*BRIEF 1*. From the financial time-series excerpt, list every example that the paragraph introduces with "such as" or "include".
*BRIEF 2*.
Answer these from the financial time-series excerpt:
(a) What do the sub-scene graphs correspond to?
(b) What are seed elements considered to be?
(c) On what basis are non-seed elements evaluated?
*BRIEF 3*. Translate this sentence from the financial time-series excerpt into Spanish: "These sub-scene graphs correspond to local trends at different times or periods in the financial market."

*DOCUMENT EXCERPT*.
----

Figure 4. Information block narrative sequence construction flowchart
When processing financial market time-series graphs, the model extracts v subgraphs Htiy={h1,...,hv} to form different sub-scene graphs. These sub-scene graphs correspond to local trends at different times or periods in the financial market. In each sub-scene graph, seed elements, such as key indicators or price change points in the market, are considered the core of the information block, while other non-seed elements are evaluated based on their relationships with the seed elements to determine whether they belong to the same information block. This relationship is measured by a possibility score DFtI, where the relationship score between each pair of elements reflects whether they belong to the same information block. Possible relational factors include temporal synchronization, similarity in market behavior characteristics, etc.

----

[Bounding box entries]
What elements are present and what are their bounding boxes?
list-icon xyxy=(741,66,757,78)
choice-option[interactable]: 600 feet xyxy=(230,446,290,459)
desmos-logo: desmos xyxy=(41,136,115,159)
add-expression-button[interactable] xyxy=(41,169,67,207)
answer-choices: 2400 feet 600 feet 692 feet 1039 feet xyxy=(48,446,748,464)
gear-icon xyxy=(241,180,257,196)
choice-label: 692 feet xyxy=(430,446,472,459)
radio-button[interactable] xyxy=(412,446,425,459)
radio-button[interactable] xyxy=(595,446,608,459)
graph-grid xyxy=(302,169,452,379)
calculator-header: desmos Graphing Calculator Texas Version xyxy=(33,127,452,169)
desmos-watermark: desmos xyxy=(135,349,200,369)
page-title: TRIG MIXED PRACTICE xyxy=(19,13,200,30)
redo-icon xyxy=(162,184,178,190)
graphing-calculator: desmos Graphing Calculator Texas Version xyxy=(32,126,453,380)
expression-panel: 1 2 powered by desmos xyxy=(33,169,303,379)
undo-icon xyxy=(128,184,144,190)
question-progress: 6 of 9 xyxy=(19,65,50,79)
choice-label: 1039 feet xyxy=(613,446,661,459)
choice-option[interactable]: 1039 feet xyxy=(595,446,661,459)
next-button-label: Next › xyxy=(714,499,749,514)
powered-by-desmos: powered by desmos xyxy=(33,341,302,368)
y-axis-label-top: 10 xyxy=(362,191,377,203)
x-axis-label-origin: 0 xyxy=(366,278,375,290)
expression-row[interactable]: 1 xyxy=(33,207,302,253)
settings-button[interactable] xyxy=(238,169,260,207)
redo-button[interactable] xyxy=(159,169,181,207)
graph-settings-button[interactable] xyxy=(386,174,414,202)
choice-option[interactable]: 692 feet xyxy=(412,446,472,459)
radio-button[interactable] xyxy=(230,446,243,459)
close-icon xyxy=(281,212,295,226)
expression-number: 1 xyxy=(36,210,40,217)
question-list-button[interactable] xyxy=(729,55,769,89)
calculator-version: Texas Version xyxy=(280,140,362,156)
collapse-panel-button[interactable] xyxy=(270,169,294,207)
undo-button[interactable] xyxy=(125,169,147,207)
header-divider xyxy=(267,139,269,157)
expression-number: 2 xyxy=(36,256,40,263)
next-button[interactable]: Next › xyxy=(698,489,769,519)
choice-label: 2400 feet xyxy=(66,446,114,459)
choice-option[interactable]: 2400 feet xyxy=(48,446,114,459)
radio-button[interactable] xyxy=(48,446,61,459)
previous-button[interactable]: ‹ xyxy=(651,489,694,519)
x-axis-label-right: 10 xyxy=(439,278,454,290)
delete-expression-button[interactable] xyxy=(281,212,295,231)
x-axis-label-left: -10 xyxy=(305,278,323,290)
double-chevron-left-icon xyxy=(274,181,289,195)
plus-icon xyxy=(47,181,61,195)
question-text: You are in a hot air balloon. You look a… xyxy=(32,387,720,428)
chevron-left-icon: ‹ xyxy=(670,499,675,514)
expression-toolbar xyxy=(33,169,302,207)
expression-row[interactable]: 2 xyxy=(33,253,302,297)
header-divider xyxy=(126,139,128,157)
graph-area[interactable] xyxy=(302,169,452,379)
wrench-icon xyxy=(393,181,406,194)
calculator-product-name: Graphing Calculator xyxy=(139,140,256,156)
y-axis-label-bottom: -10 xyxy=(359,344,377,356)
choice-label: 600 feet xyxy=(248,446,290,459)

----

*TASK RESPONSE 1*.
- key indicators
- price change points
- temporal synchronization
- similarity in market behavior characteristics

*TASK RESPONSE 2*.
(a) Local trends at different times or periods in the financial market.
(b) The core of the information block.
(c) Their relationships with the seed elements.

*TASK RESPONSE 3*. Estos subgrafos de escena corresponden a tendencias locales en distintos momentos o periodos del mercado financiero.